### Input material
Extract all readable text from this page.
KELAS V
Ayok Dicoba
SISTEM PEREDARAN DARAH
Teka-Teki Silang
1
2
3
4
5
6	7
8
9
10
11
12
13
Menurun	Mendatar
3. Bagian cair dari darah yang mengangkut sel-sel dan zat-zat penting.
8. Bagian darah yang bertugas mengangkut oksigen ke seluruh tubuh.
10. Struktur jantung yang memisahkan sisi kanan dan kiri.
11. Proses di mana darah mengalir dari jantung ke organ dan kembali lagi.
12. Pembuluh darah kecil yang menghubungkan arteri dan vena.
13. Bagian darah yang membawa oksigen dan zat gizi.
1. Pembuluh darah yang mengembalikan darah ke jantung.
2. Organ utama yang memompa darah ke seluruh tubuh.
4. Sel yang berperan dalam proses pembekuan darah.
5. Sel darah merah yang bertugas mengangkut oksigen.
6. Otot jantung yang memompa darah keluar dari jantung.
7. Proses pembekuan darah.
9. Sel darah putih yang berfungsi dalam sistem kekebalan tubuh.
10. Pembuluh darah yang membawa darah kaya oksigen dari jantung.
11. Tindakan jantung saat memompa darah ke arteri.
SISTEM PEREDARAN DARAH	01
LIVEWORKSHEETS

--

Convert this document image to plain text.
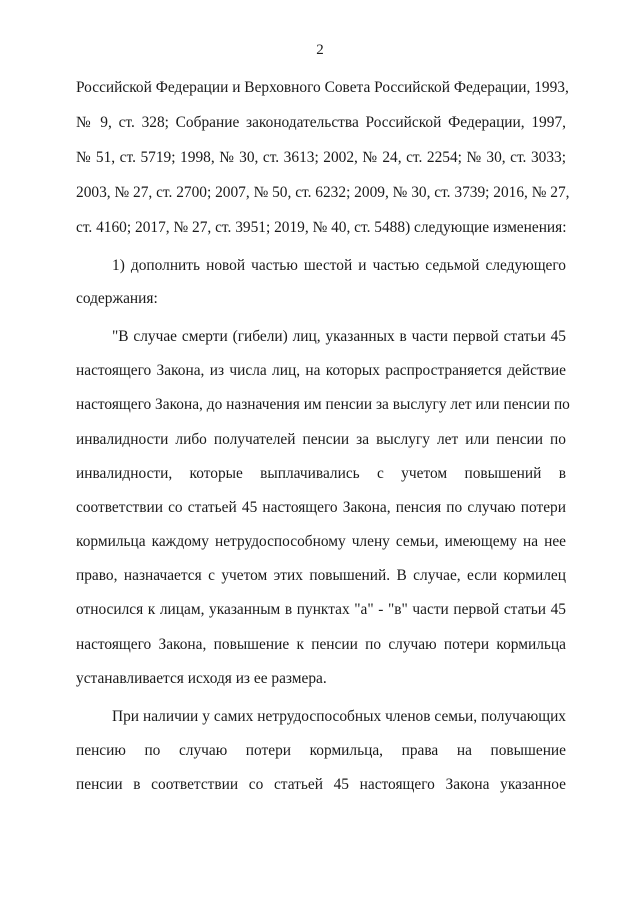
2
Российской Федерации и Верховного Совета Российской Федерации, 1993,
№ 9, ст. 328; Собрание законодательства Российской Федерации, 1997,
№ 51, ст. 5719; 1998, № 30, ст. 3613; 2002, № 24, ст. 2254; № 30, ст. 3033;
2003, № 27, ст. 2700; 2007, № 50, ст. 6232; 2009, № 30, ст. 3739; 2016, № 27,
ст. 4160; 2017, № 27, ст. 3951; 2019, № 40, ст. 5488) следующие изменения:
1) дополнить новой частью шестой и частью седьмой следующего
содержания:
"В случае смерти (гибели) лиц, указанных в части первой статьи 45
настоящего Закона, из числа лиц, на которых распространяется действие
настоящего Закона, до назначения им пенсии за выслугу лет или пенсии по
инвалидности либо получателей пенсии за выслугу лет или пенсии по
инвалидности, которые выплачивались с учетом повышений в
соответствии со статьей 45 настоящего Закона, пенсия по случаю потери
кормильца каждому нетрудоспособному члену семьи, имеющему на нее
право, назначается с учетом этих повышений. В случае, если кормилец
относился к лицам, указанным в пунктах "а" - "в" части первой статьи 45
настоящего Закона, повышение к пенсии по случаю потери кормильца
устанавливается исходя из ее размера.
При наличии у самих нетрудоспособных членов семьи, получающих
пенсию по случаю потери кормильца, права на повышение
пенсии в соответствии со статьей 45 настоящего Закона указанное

==

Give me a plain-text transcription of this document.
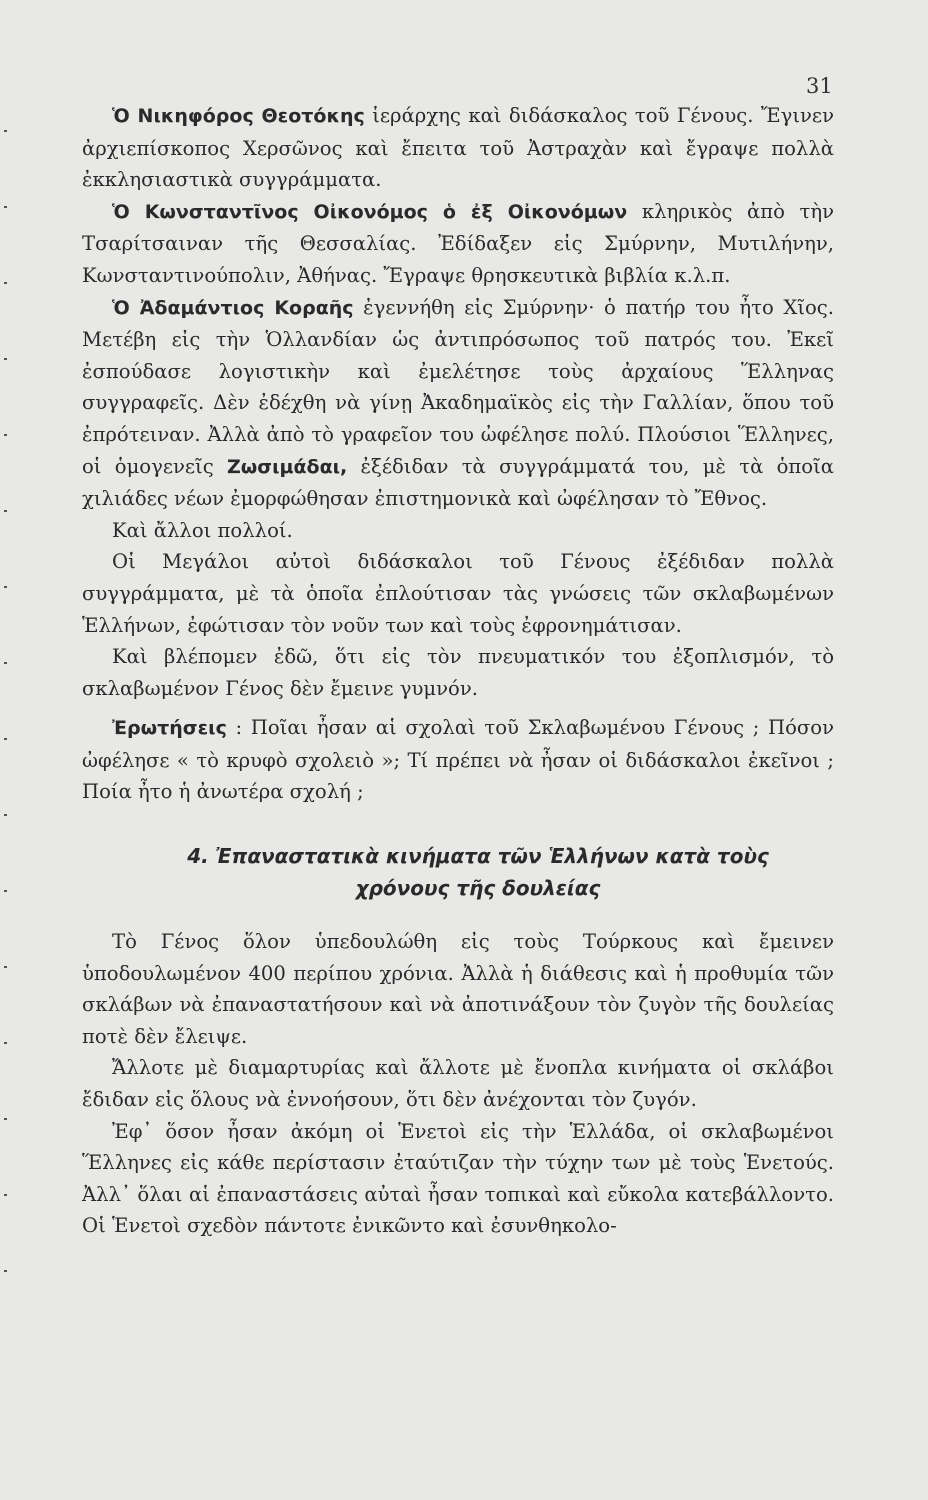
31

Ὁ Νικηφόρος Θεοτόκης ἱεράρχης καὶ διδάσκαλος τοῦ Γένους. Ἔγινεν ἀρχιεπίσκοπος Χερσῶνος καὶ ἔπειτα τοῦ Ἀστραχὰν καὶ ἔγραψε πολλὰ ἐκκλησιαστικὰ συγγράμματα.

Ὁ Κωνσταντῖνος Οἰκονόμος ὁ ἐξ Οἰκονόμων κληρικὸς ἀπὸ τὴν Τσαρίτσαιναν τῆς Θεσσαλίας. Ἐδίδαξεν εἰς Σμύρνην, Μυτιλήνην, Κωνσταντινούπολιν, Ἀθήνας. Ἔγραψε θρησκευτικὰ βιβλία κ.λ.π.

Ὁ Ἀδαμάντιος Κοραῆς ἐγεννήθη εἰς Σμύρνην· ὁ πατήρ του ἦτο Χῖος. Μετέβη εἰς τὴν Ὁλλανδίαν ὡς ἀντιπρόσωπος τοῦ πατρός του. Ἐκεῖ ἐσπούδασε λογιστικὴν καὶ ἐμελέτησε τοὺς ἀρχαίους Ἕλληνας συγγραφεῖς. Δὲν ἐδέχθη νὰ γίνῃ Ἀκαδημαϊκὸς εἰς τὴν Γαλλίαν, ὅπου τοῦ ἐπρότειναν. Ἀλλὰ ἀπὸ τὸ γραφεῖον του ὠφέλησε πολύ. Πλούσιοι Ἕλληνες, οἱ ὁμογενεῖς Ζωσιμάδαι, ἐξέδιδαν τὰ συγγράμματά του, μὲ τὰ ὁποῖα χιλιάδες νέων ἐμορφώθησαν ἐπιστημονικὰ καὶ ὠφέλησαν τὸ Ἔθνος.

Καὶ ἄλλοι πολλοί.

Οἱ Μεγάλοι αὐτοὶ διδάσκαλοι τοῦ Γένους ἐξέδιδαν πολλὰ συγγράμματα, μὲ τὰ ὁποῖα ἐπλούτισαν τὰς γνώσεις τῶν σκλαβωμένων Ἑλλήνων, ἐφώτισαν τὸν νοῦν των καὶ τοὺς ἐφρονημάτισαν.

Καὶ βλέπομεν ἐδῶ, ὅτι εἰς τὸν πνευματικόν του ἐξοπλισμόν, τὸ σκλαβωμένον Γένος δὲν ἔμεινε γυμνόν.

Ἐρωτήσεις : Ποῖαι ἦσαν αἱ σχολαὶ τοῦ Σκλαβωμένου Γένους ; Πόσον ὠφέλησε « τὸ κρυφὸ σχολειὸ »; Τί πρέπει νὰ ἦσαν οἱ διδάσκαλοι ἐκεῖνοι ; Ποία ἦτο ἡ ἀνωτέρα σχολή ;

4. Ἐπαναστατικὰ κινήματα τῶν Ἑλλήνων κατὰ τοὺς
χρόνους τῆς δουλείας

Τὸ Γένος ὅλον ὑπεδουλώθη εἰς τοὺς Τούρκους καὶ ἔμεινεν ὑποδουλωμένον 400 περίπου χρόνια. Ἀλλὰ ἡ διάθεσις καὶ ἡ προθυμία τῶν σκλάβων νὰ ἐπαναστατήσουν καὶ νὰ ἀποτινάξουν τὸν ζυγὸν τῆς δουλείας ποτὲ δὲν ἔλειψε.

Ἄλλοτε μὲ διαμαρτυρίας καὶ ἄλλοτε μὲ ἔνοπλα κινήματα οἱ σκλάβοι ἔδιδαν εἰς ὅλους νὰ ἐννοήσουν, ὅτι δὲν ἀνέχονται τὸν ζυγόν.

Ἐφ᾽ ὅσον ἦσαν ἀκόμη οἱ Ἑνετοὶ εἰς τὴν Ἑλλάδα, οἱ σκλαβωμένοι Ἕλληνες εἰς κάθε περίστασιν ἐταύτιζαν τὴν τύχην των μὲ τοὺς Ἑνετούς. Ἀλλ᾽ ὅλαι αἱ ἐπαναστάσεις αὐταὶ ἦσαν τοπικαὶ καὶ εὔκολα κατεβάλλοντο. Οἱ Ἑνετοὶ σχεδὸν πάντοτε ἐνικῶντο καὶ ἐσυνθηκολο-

### The request
Look through the records and gather each line with the word "Российской".

### Result
Российской Федерации и Верховного Совета Российской Федерации, 1993,
№ 9, ст. 328; Собрание законодательства Российской Федерации, 1997,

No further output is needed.